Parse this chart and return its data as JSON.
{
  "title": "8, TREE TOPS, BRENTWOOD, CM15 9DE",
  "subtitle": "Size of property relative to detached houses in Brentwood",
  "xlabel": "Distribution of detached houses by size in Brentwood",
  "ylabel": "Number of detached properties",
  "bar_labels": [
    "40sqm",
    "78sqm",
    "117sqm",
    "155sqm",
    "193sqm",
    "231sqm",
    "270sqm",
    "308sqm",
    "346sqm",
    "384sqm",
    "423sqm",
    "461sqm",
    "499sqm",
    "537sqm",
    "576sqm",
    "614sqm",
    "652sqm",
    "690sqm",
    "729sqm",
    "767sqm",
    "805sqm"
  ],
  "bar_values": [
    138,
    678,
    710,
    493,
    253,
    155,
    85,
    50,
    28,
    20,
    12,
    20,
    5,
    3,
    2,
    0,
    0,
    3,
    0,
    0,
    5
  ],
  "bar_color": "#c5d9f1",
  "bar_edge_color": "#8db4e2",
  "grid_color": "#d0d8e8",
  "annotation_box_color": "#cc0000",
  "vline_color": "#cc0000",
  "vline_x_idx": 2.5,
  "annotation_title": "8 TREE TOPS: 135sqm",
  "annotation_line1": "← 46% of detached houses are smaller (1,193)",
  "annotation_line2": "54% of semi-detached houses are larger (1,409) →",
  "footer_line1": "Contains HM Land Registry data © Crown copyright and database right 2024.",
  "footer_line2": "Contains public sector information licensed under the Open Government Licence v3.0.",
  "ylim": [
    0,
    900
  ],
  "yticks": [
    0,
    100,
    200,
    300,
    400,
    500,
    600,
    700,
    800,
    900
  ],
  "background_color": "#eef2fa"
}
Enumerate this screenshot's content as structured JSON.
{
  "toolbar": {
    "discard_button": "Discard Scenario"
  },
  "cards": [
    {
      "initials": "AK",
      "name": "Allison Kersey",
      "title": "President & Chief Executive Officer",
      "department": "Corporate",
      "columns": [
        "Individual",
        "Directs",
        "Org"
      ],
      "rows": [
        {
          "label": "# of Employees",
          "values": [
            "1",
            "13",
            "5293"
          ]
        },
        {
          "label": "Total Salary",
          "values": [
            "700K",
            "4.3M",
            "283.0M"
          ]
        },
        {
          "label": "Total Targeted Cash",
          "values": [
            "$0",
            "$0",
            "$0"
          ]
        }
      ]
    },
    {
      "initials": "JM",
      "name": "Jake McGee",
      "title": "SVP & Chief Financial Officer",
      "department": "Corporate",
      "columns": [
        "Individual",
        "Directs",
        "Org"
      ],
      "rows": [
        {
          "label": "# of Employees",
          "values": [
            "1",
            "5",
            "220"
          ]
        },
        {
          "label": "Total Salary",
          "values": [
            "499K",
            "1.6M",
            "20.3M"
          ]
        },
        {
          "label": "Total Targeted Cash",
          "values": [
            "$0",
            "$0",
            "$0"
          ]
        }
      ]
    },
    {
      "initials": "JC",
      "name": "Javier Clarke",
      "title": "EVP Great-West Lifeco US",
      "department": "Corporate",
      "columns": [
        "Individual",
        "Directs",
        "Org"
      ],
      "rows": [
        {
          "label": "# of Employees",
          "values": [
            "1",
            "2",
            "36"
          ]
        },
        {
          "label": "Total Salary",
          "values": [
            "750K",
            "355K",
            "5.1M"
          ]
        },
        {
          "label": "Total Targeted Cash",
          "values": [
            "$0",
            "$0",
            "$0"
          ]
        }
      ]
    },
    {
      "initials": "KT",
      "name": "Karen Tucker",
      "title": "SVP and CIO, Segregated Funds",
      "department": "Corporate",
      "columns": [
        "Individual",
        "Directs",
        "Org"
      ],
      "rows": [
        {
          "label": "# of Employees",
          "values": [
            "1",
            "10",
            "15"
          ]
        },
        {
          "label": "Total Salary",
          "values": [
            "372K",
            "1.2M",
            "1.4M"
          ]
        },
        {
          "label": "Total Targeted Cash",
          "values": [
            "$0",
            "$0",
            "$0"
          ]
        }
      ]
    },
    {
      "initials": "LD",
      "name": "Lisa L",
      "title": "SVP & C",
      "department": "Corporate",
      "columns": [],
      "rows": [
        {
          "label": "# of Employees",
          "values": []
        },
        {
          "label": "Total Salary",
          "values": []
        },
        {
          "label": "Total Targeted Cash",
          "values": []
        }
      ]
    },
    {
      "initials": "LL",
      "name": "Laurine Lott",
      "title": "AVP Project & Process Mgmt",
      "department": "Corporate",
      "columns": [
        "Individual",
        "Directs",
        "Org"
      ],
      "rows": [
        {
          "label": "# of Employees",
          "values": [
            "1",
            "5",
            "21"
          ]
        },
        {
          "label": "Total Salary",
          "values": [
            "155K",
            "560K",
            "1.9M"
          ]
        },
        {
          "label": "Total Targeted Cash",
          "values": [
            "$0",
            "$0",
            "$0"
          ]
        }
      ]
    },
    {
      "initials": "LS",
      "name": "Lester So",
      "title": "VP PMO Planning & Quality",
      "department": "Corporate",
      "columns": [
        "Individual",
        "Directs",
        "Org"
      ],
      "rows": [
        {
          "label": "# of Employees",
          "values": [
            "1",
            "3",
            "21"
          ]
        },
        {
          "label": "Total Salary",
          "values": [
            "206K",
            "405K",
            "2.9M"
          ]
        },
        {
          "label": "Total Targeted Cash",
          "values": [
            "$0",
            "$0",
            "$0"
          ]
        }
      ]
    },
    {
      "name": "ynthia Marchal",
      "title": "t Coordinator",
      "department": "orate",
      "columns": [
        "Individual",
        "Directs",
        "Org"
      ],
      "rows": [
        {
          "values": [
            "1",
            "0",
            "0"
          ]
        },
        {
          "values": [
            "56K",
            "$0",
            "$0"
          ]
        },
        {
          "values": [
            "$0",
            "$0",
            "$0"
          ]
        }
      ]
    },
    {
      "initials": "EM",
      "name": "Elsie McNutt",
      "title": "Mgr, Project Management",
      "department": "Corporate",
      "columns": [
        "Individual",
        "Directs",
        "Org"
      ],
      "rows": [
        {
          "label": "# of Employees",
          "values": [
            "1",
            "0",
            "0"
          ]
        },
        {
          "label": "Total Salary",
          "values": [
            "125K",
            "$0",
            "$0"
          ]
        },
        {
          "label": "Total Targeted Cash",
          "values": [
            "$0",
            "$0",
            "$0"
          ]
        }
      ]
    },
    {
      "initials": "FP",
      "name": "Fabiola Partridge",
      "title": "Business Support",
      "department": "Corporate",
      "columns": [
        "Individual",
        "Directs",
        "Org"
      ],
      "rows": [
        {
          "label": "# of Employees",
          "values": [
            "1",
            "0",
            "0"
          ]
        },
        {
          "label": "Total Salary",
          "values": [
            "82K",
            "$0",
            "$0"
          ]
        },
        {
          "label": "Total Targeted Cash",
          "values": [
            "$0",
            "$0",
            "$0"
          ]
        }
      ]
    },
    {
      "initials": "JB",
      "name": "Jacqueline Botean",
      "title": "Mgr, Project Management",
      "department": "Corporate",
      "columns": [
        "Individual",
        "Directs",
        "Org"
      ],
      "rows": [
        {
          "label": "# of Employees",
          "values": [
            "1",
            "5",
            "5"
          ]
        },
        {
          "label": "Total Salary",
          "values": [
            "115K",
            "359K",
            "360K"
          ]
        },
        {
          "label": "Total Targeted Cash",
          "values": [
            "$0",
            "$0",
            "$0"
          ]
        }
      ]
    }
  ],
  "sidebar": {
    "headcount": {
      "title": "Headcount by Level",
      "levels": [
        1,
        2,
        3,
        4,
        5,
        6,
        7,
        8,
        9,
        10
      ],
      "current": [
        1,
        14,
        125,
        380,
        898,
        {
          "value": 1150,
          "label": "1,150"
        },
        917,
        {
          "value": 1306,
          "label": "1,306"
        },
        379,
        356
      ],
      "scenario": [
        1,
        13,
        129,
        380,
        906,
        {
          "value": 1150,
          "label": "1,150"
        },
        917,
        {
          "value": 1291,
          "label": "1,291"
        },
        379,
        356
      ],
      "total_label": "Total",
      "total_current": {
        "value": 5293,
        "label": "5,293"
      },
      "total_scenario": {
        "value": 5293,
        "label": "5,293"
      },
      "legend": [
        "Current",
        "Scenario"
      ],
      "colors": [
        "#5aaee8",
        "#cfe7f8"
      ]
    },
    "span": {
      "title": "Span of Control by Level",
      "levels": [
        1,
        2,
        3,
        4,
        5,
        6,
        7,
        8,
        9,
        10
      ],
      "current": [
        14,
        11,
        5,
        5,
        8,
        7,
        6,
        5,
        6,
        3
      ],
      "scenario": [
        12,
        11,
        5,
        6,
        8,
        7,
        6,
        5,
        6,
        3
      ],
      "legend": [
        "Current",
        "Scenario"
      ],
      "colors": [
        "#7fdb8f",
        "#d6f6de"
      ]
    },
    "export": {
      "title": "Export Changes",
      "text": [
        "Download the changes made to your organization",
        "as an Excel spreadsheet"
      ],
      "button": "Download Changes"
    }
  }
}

┄┄┄┄┄┄┄┄┄┄

◆ Exercise brief:
Check every line of the data, and copy the ones that contain "TREE".

◆ Problem solution:
  "title": "8, TREE TOPS, BRENTWOOD, CM15 9DE",
  "annotation_title": "8 TREE TOPS: 135sqm",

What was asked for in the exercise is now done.